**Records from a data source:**
* * * *

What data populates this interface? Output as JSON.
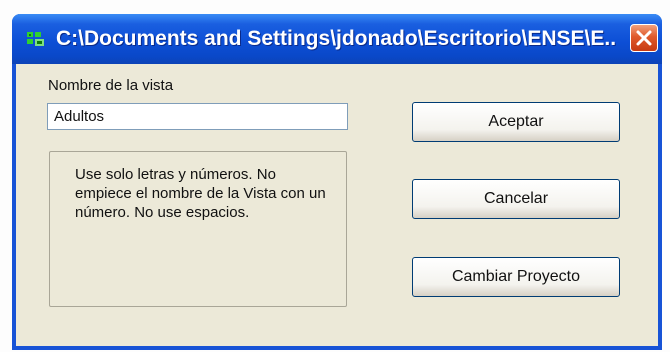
{
  "window": {
    "title": "C:\\Documents and Settings\\jdonado\\Escritorio\\ENSE\\E...",
    "app_icon": "green-app-icon",
    "close_icon": "close-x-icon",
    "colors": {
      "titlebar": "#0d4fd6",
      "face": "#ece9d8",
      "close": "#e05a2b"
    }
  },
  "form": {
    "name_label": "Nombre de la vista",
    "name_value": "Adultos",
    "info_text": "Use solo letras y números. No empiece el nombre de la Vista con un número. No use espacios."
  },
  "buttons": {
    "accept": "Aceptar",
    "cancel": "Cancelar",
    "change_project": "Cambiar Proyecto"
  }
}
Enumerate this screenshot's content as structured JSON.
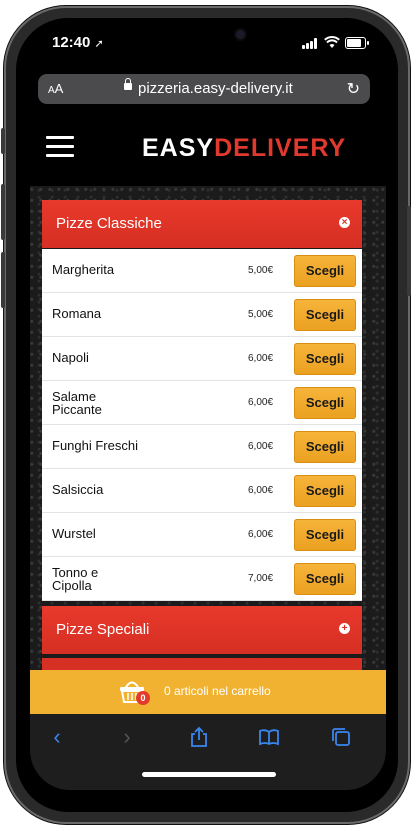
{
  "status": {
    "time": "12:40"
  },
  "browser": {
    "text_size": "AA",
    "url": "pizzeria.easy-delivery.it",
    "reload_icon": "reload-icon"
  },
  "site": {
    "logo_part1": "EASY",
    "logo_part2": "DELIVERY",
    "logo_accent": "#e03a2f",
    "menu_icon": "hamburger-icon"
  },
  "categories": [
    {
      "name": "Pizze Classiche",
      "state": "expanded",
      "icon": "close-circle-icon"
    },
    {
      "name": "Pizze Speciali",
      "state": "collapsed",
      "icon": "plus-circle-icon"
    }
  ],
  "items": [
    {
      "name": "Margherita",
      "price": "5,00€",
      "button": "Scegli"
    },
    {
      "name": "Romana",
      "price": "5,00€",
      "button": "Scegli"
    },
    {
      "name": "Napoli",
      "price": "6,00€",
      "button": "Scegli"
    },
    {
      "name": "Salame\nPiccante",
      "price": "6,00€",
      "button": "Scegli"
    },
    {
      "name": "Funghi Freschi",
      "price": "6,00€",
      "button": "Scegli"
    },
    {
      "name": "Salsiccia",
      "price": "6,00€",
      "button": "Scegli"
    },
    {
      "name": "Wurstel",
      "price": "6,00€",
      "button": "Scegli"
    },
    {
      "name": "Tonno e\nCipolla",
      "price": "7,00€",
      "button": "Scegli"
    }
  ],
  "cart": {
    "count": "0",
    "text": "0 articoli nel carrello",
    "bar_color": "#f1b232"
  },
  "toolbar": {
    "icons": [
      "back-icon",
      "forward-icon",
      "share-icon",
      "bookmarks-icon",
      "tabs-icon"
    ],
    "accent": "#3a86f0"
  }
}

* * * *

Skip every picture and transcribe the data above exactly.

**Expected answer:**
What data populates this interface? Output as JSON.
{
  "window": {
    "title": "C:\\Documents and Settings\\jdonado\\Escritorio\\ENSE\\E...",
    "app_icon": "green-app-icon",
    "close_icon": "close-x-icon",
    "colors": {
      "titlebar": "#0d4fd6",
      "face": "#ece9d8",
      "close": "#e05a2b"
    }
  },
  "form": {
    "name_label": "Nombre de la vista",
    "name_value": "Adultos",
    "info_text": "Use solo letras y números. No empiece el nombre de la Vista con un número. No use espacios."
  },
  "buttons": {
    "accept": "Aceptar",
    "cancel": "Cancelar",
    "change_project": "Cambiar Proyecto"
  }
}
Enumerate this screenshot's content as structured JSON.
{
  "status": {
    "time": "12:40"
  },
  "browser": {
    "text_size": "AA",
    "url": "pizzeria.easy-delivery.it",
    "reload_icon": "reload-icon"
  },
  "site": {
    "logo_part1": "EASY",
    "logo_part2": "DELIVERY",
    "logo_accent": "#e03a2f",
    "menu_icon": "hamburger-icon"
  },
  "categories": [
    {
      "name": "Pizze Classiche",
      "state": "expanded",
      "icon": "close-circle-icon"
    },
    {
      "name": "Pizze Speciali",
      "state": "collapsed",
      "icon": "plus-circle-icon"
    }
  ],
  "items": [
    {
      "name": "Margherita",
      "price": "5,00€",
      "button": "Scegli"
    },
    {
      "name": "Romana",
      "price": "5,00€",
      "button": "Scegli"
    },
    {
      "name": "Napoli",
      "price": "6,00€",
      "button": "Scegli"
    },
    {
      "name": "Salame\nPiccante",
      "price": "6,00€",
      "button": "Scegli"
    },
    {
      "name": "Funghi Freschi",
      "price": "6,00€",
      "button": "Scegli"
    },
    {
      "name": "Salsiccia",
      "price": "6,00€",
      "button": "Scegli"
    },
    {
      "name": "Wurstel",
      "price": "6,00€",
      "button": "Scegli"
    },
    {
      "name": "Tonno e\nCipolla",
      "price": "7,00€",
      "button": "Scegli"
    }
  ],
  "cart": {
    "count": "0",
    "text": "0 articoli nel carrello",
    "bar_color": "#f1b232"
  },
  "toolbar": {
    "icons": [
      "back-icon",
      "forward-icon",
      "share-icon",
      "bookmarks-icon",
      "tabs-icon"
    ],
    "accent": "#3a86f0"
  }
}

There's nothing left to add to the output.